— start Entries shown —

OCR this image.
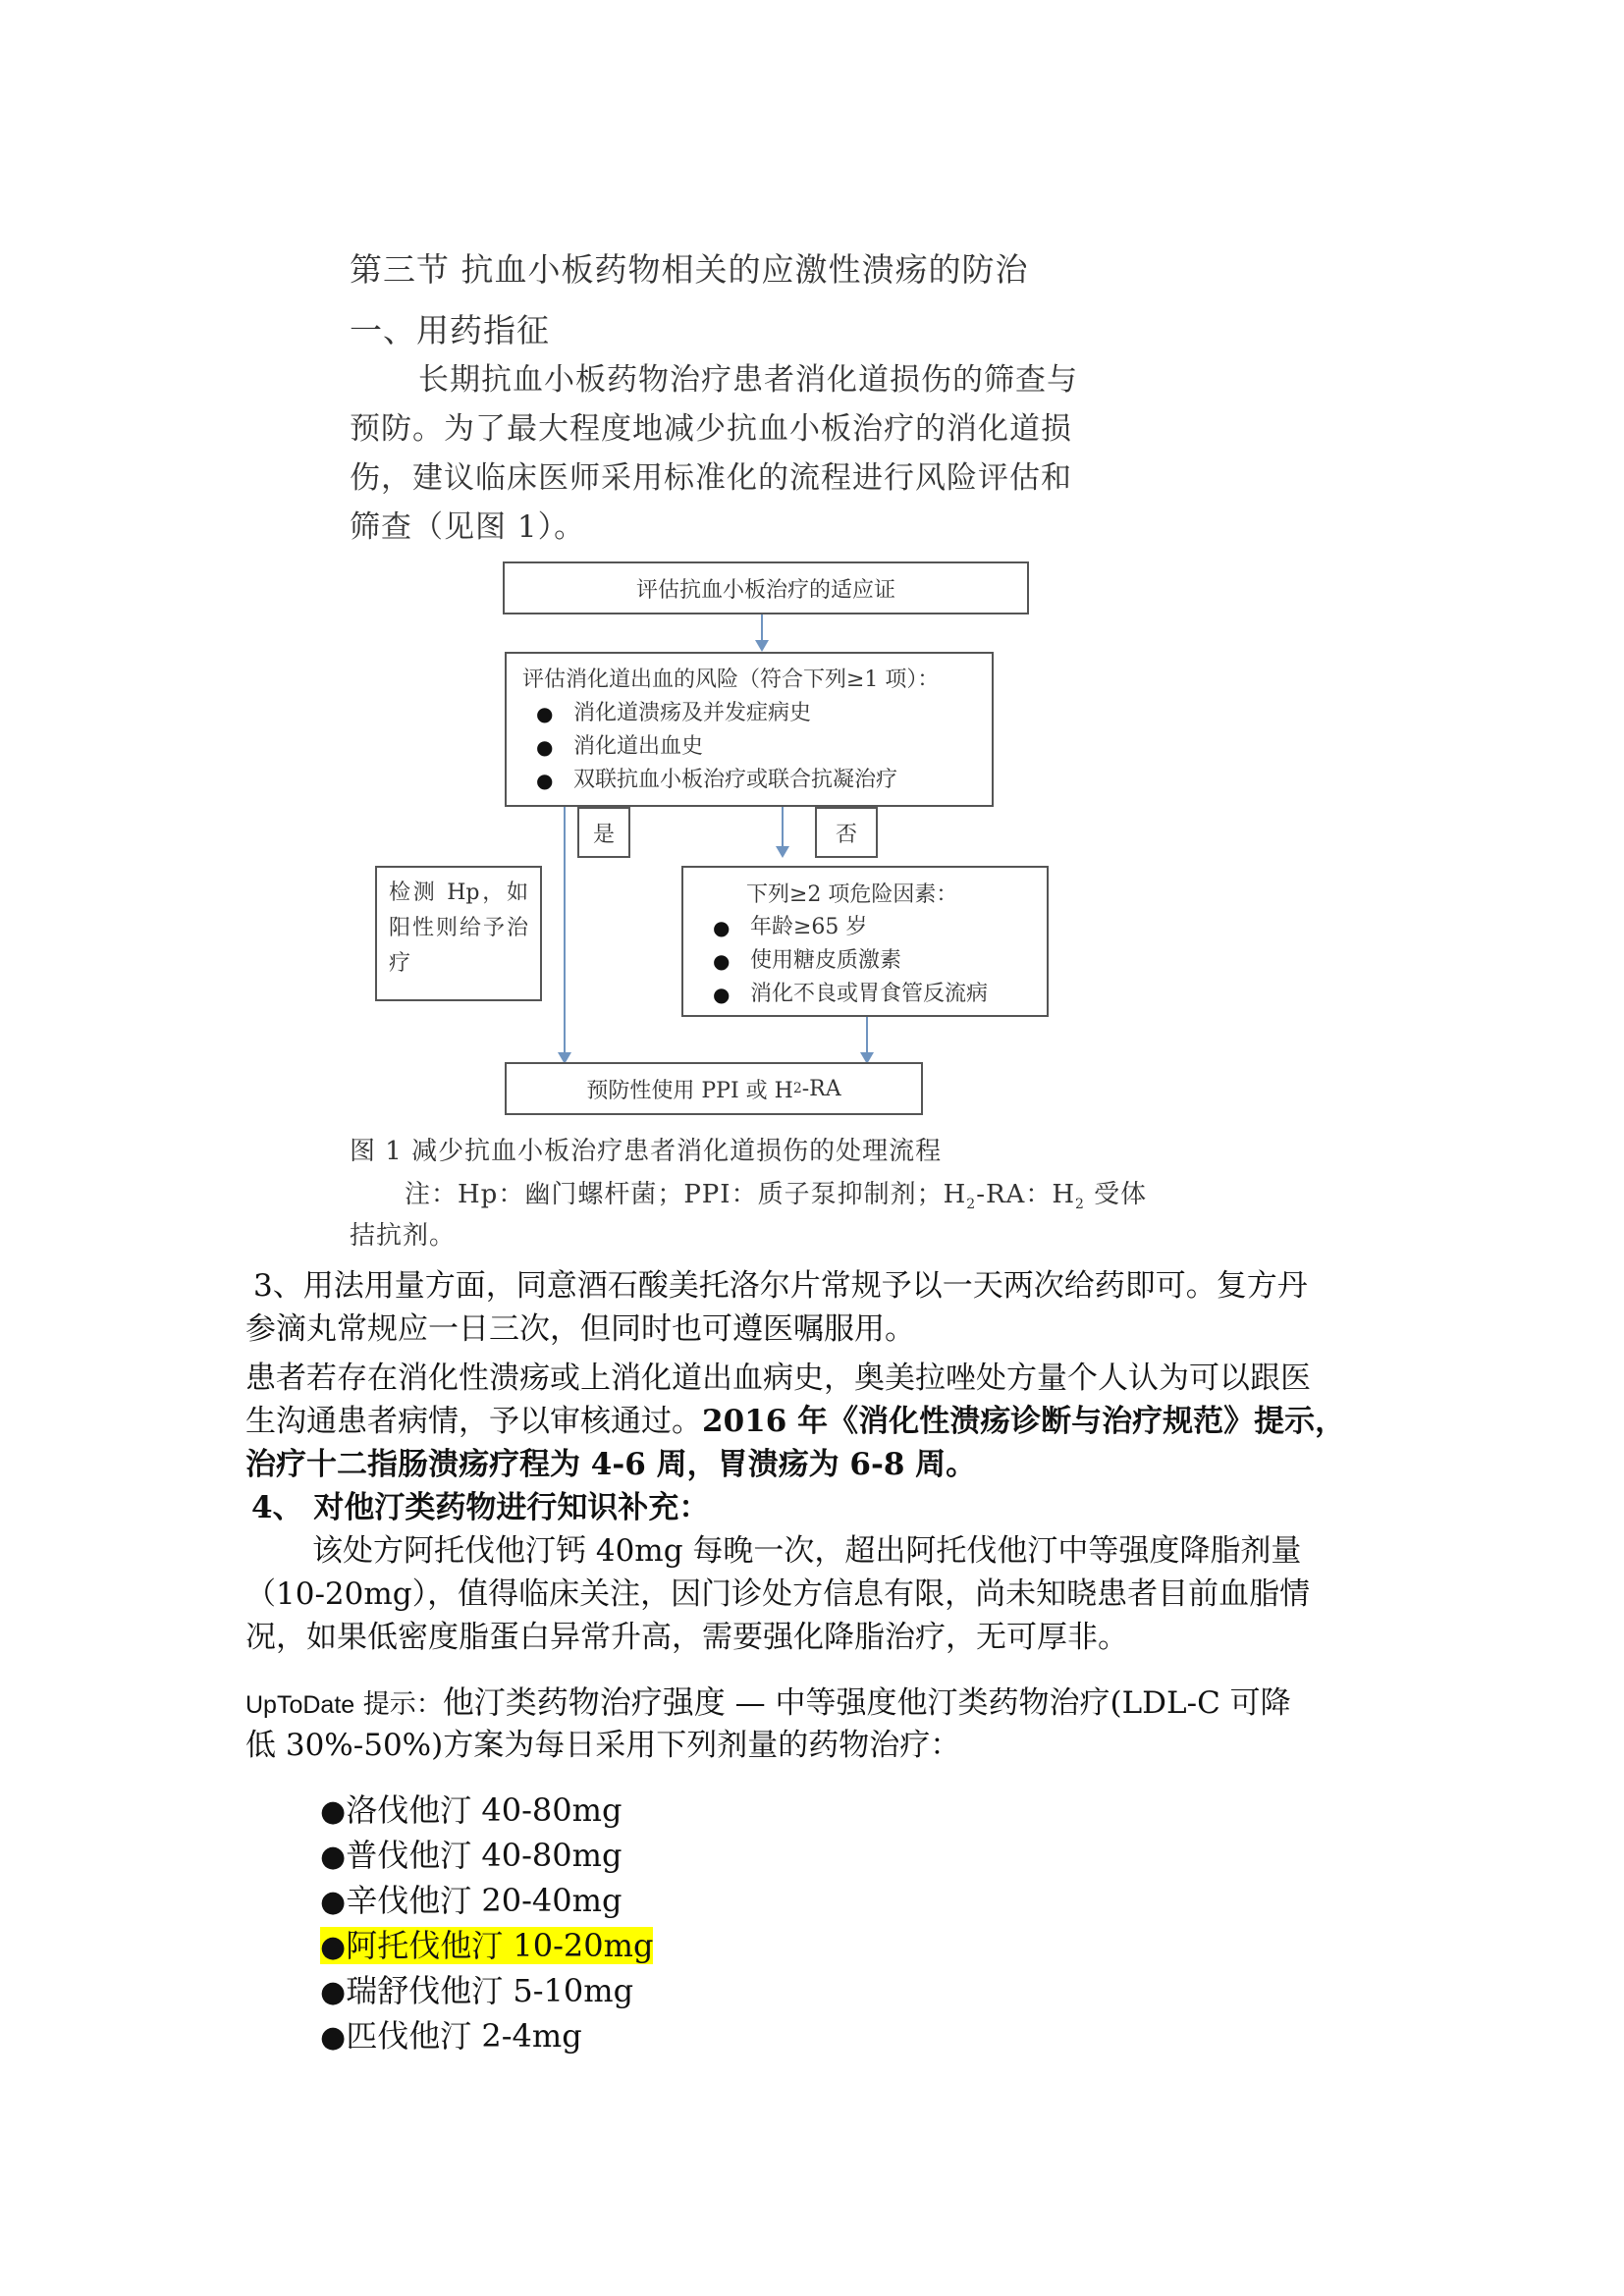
第三节 抗血小板药物相关的应激性溃疡的防治
一、用药指征
长期抗血小板药物治疗患者消化道损伤的筛查与
预防。为了最大程度地减少抗血小板治疗的消化道损
伤，建议临床医师采用标准化的流程进行风险评估和
筛查（见图 1）。
评估抗血小板治疗的适应证
评估消化道出血的风险（符合下列≥1 项）：
● 消化道溃疡及并发症病史
● 消化道出血史
● 双联抗血小板治疗或联合抗凝治疗
是	否
检测 Hp，如阳性则给予治疗
下列≥2 项危险因素：
● 年龄≥65 岁
● 使用糖皮质激素
● 消化不良或胃食管反流病
预防性使用 PPI 或 H 2 -RA
图 1 减少抗血小板治疗患者消化道损伤的处理流程
注：Hp：幽门螺杆菌；PPI：质子泵抑制剂；$H_2-RA$：$H_2$ 受体
拮抗剂。
3、用法用量方面，同意酒石酸美托洛尔片常规予以一天两次给药即可。复方丹
参滴丸常规应一日三次，但同时也可遵医嘱服用。
患者若存在消化性溃疡或上消化道出血病史，奥美拉唑处方量个人认为可以跟医
生沟通患者病情，予以审核通过。2016 年《消化性溃疡诊断与治疗规范》提示，
治疗十二指肠溃疡疗程为 4-6 周，胃溃疡为 6-8 周。
4、 对他汀类药物进行知识补充：
该处方阿托伐他汀钙 40mg 每晚一次，超出阿托伐他汀中等强度降脂剂量
（10-20mg），值得临床关注，因门诊处方信息有限，尚未知晓患者目前血脂情
况，如果低密度脂蛋白异常升高，需要强化降脂治疗，无可厚非。
UpToDate 提示：他汀类药物治疗强度 — 中等强度他汀类药物治疗(LDL-C 可降
低 30%-50%)方案为每日采用下列剂量的药物治疗：
●洛伐他汀 40-80mg
●普伐他汀 40-80mg
●辛伐他汀 20-40mg
●阿托伐他汀 10-20mg
●瑞舒伐他汀 5-10mg
●匹伐他汀 2-4mg
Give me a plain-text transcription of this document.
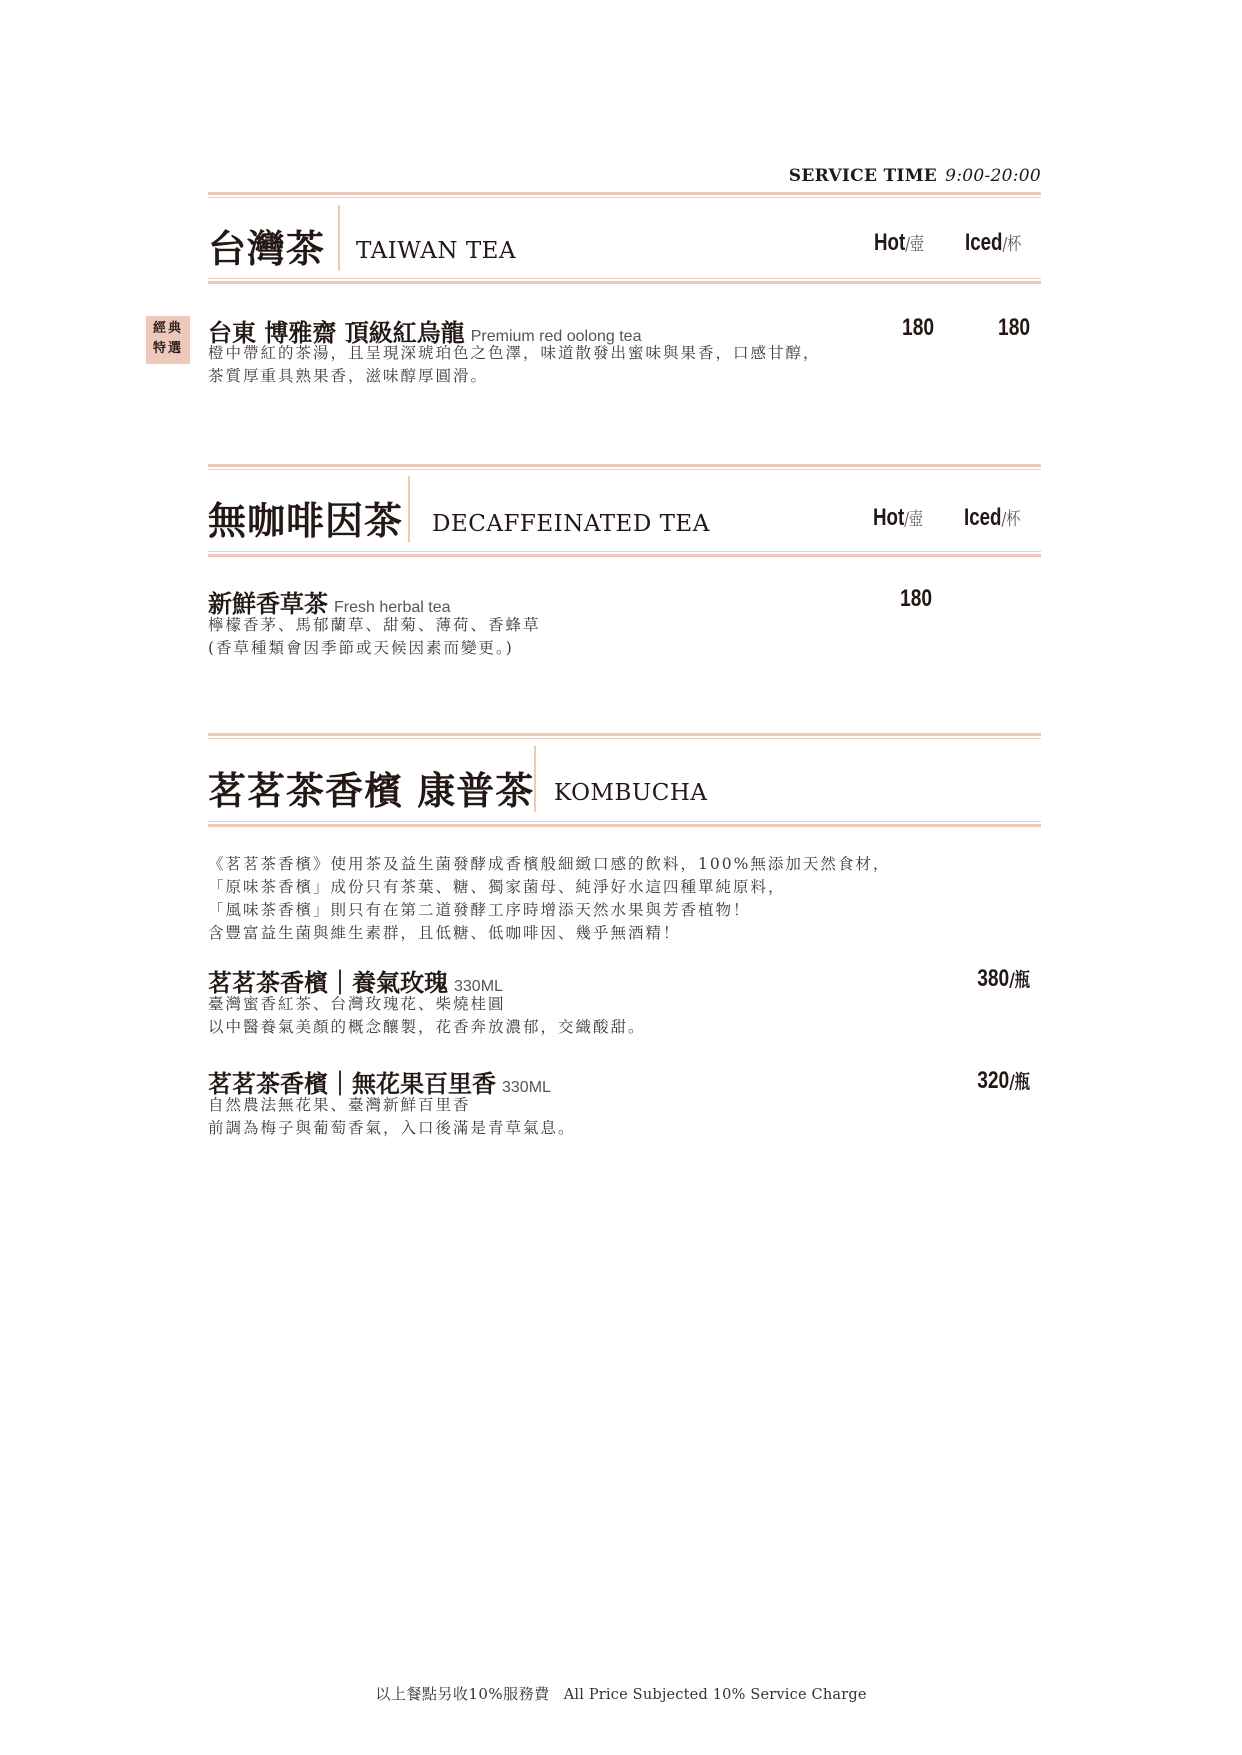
SERVICE TIME 9:00-20:00
台灣茶 TAIWAN TEA	Hot/壺 Iced/杯
經典
特選
台東 博雅齋 頂級紅烏龍 Premium red oolong tea
橙中帶紅的茶湯，且呈現深琥珀色之色澤，味道散發出蜜味與果香，口感甘醇，
茶質厚重具熟果香，滋味醇厚圓滑。
180	180
無咖啡因茶 DECAFFEINATED TEA	Hot/壺 Iced/杯
新鮮香草茶 Fresh herbal tea
檸檬香茅、馬郁蘭草、甜菊、薄荷、香蜂草
(香草種類會因季節或天候因素而變更。)
180
茗茗茶香檳 康普茶 KOMBUCHA
《茗茗茶香檳》使用茶及益生菌發酵成香檳般細緻口感的飲料，100%無添加天然食材，
「原味茶香檳」成份只有茶葉、糖、獨家菌母、純淨好水這四種單純原料，
「風味茶香檳」則只有在第二道發酵工序時增添天然水果與芳香植物！
含豐富益生菌與維生素群，且低糖、低咖啡因、幾乎無酒精！
茗茗茶香檳｜養氣玫瑰 330ML
臺灣蜜香紅茶、台灣玫瑰花、柴燒桂圓
以中醫養氣美顏的概念釀製，花香奔放濃郁，交織酸甜。
380/瓶
茗茗茶香檳｜無花果百里香 330ML
自然農法無花果、臺灣新鮮百里香
前調為梅子與葡萄香氣，入口後滿是青草氣息。
320/瓶
以上餐點另收10%服務費 All Price Subjected 10% Service Charge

— end Entries shown —

■ Task requirements
Copy out each line of the entries that holds "this".

■ The answer
OCR this image.
Give me a plain-text transcription of this document.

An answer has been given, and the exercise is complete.